» WORK TO BE COMPLETED
Repeat the data below exactly, dropping any pictures it holds.

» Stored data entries
********************
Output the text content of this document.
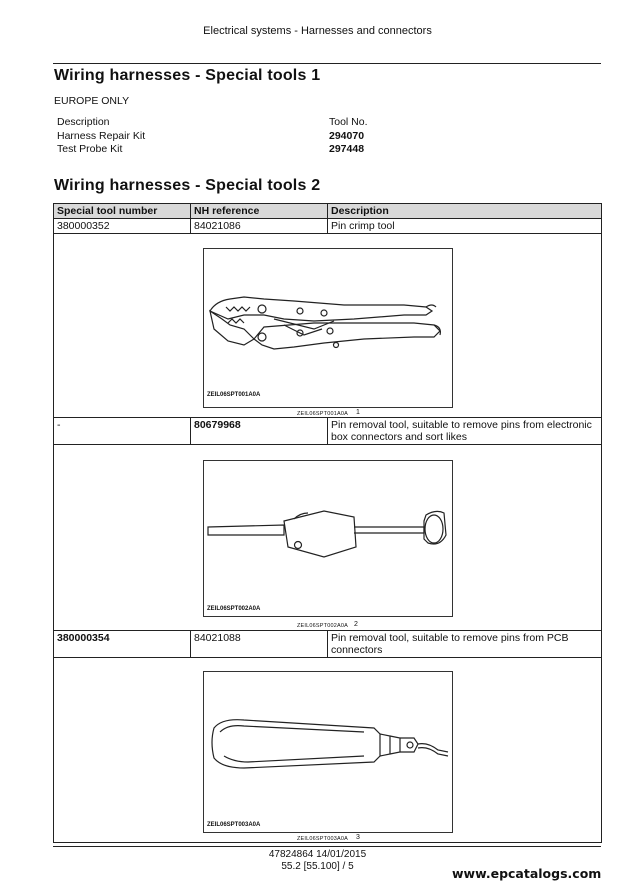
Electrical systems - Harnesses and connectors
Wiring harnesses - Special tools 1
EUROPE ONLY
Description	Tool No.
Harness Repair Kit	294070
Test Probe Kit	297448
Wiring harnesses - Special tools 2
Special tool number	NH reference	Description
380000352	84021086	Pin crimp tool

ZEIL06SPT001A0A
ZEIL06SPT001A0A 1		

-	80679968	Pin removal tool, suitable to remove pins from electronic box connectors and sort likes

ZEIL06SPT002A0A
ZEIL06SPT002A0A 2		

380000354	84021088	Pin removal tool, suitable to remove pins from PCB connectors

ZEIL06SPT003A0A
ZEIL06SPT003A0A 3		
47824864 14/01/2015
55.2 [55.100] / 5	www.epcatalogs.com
********************
» RESPONSE TO THIS EXERCISE
Output the text content of this document.
Electrical systems - Harnesses and connectors
Wiring harnesses - Special tools 1
EUROPE ONLY
Description	Tool No.
Harness Repair Kit	294070
Test Probe Kit	297448
Wiring harnesses - Special tools 2
Special tool number	NH reference	Description
380000352	84021086	Pin crimp tool

ZEIL06SPT001A0A
ZEIL06SPT001A0A 1		

-	80679968	Pin removal tool, suitable to remove pins from electronic box connectors and sort likes

ZEIL06SPT002A0A
ZEIL06SPT002A0A 2		

380000354	84021088	Pin removal tool, suitable to remove pins from PCB connectors

ZEIL06SPT003A0A
ZEIL06SPT003A0A 3		
47824864 14/01/2015
55.2 [55.100] / 5	www.epcatalogs.com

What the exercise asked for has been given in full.